## [What you are asked to do]
Transcribe every record that appears below, exactly and in full.

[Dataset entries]
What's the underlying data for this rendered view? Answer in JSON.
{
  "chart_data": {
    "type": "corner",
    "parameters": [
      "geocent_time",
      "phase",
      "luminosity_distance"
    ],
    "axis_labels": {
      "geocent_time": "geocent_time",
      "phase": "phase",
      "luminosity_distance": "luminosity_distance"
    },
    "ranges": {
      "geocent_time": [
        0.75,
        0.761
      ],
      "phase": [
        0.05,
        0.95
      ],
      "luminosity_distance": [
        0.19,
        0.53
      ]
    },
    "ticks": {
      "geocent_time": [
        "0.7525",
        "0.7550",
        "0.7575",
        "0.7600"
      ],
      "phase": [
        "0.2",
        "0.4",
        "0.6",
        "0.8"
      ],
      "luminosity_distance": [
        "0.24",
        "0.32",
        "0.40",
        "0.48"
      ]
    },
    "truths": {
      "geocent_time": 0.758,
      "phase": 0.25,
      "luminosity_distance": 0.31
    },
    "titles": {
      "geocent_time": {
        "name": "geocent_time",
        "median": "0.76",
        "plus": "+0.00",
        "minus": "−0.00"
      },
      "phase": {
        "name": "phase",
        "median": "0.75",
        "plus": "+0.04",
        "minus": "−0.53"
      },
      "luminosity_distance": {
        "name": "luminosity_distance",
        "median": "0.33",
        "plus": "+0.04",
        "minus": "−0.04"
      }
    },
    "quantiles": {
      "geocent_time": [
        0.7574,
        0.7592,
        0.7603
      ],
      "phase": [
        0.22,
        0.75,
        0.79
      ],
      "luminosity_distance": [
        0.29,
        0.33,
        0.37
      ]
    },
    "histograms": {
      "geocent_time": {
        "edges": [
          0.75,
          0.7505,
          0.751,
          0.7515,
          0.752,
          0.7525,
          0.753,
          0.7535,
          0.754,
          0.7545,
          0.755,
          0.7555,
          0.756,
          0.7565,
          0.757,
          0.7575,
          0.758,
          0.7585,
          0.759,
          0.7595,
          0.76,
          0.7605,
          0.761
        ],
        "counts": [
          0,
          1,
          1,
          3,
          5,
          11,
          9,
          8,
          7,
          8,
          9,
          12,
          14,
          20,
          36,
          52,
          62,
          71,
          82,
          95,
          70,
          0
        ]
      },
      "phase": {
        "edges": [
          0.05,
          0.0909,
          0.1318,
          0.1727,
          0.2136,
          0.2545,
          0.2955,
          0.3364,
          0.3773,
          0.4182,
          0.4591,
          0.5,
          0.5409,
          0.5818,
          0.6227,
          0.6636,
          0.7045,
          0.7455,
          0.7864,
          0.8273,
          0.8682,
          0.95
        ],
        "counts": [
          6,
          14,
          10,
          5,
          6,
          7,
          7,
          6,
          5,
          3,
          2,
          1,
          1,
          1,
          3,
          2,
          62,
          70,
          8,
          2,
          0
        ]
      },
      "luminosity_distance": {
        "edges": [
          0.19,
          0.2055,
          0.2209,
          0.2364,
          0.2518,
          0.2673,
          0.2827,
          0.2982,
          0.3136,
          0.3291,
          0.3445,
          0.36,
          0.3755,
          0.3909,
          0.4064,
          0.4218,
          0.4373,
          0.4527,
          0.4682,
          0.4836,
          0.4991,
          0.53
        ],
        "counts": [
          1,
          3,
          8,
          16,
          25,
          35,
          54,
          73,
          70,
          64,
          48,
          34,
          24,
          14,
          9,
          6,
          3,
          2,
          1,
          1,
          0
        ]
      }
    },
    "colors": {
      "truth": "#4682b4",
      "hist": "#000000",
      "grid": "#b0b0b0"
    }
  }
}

## [Written answer]
What's the underlying data for this rendered view? Answer in JSON.
{
  "chart_data": {
    "type": "corner",
    "parameters": [
      "geocent_time",
      "phase",
      "luminosity_distance"
    ],
    "axis_labels": {
      "geocent_time": "geocent_time",
      "phase": "phase",
      "luminosity_distance": "luminosity_distance"
    },
    "ranges": {
      "geocent_time": [
        0.75,
        0.761
      ],
      "phase": [
        0.05,
        0.95
      ],
      "luminosity_distance": [
        0.19,
        0.53
      ]
    },
    "ticks": {
      "geocent_time": [
        "0.7525",
        "0.7550",
        "0.7575",
        "0.7600"
      ],
      "phase": [
        "0.2",
        "0.4",
        "0.6",
        "0.8"
      ],
      "luminosity_distance": [
        "0.24",
        "0.32",
        "0.40",
        "0.48"
      ]
    },
    "truths": {
      "geocent_time": 0.758,
      "phase": 0.25,
      "luminosity_distance": 0.31
    },
    "titles": {
      "geocent_time": {
        "name": "geocent_time",
        "median": "0.76",
        "plus": "+0.00",
        "minus": "−0.00"
      },
      "phase": {
        "name": "phase",
        "median": "0.75",
        "plus": "+0.04",
        "minus": "−0.53"
      },
      "luminosity_distance": {
        "name": "luminosity_distance",
        "median": "0.33",
        "plus": "+0.04",
        "minus": "−0.04"
      }
    },
    "quantiles": {
      "geocent_time": [
        0.7574,
        0.7592,
        0.7603
      ],
      "phase": [
        0.22,
        0.75,
        0.79
      ],
      "luminosity_distance": [
        0.29,
        0.33,
        0.37
      ]
    },
    "histograms": {
      "geocent_time": {
        "edges": [
          0.75,
          0.7505,
          0.751,
          0.7515,
          0.752,
          0.7525,
          0.753,
          0.7535,
          0.754,
          0.7545,
          0.755,
          0.7555,
          0.756,
          0.7565,
          0.757,
          0.7575,
          0.758,
          0.7585,
          0.759,
          0.7595,
          0.76,
          0.7605,
          0.761
        ],
        "counts": [
          0,
          1,
          1,
          3,
          5,
          11,
          9,
          8,
          7,
          8,
          9,
          12,
          14,
          20,
          36,
          52,
          62,
          71,
          82,
          95,
          70,
          0
        ]
      },
      "phase": {
        "edges": [
          0.05,
          0.0909,
          0.1318,
          0.1727,
          0.2136,
          0.2545,
          0.2955,
          0.3364,
          0.3773,
          0.4182,
          0.4591,
          0.5,
          0.5409,
          0.5818,
          0.6227,
          0.6636,
          0.7045,
          0.7455,
          0.7864,
          0.8273,
          0.8682,
          0.95
        ],
        "counts": [
          6,
          14,
          10,
          5,
          6,
          7,
          7,
          6,
          5,
          3,
          2,
          1,
          1,
          1,
          3,
          2,
          62,
          70,
          8,
          2,
          0
        ]
      },
      "luminosity_distance": {
        "edges": [
          0.19,
          0.2055,
          0.2209,
          0.2364,
          0.2518,
          0.2673,
          0.2827,
          0.2982,
          0.3136,
          0.3291,
          0.3445,
          0.36,
          0.3755,
          0.3909,
          0.4064,
          0.4218,
          0.4373,
          0.4527,
          0.4682,
          0.4836,
          0.4991,
          0.53
        ],
        "counts": [
          1,
          3,
          8,
          16,
          25,
          35,
          54,
          73,
          70,
          64,
          48,
          34,
          24,
          14,
          9,
          6,
          3,
          2,
          1,
          1,
          0
        ]
      }
    },
    "colors": {
      "truth": "#4682b4",
      "hist": "#000000",
      "grid": "#b0b0b0"
    }
  }
}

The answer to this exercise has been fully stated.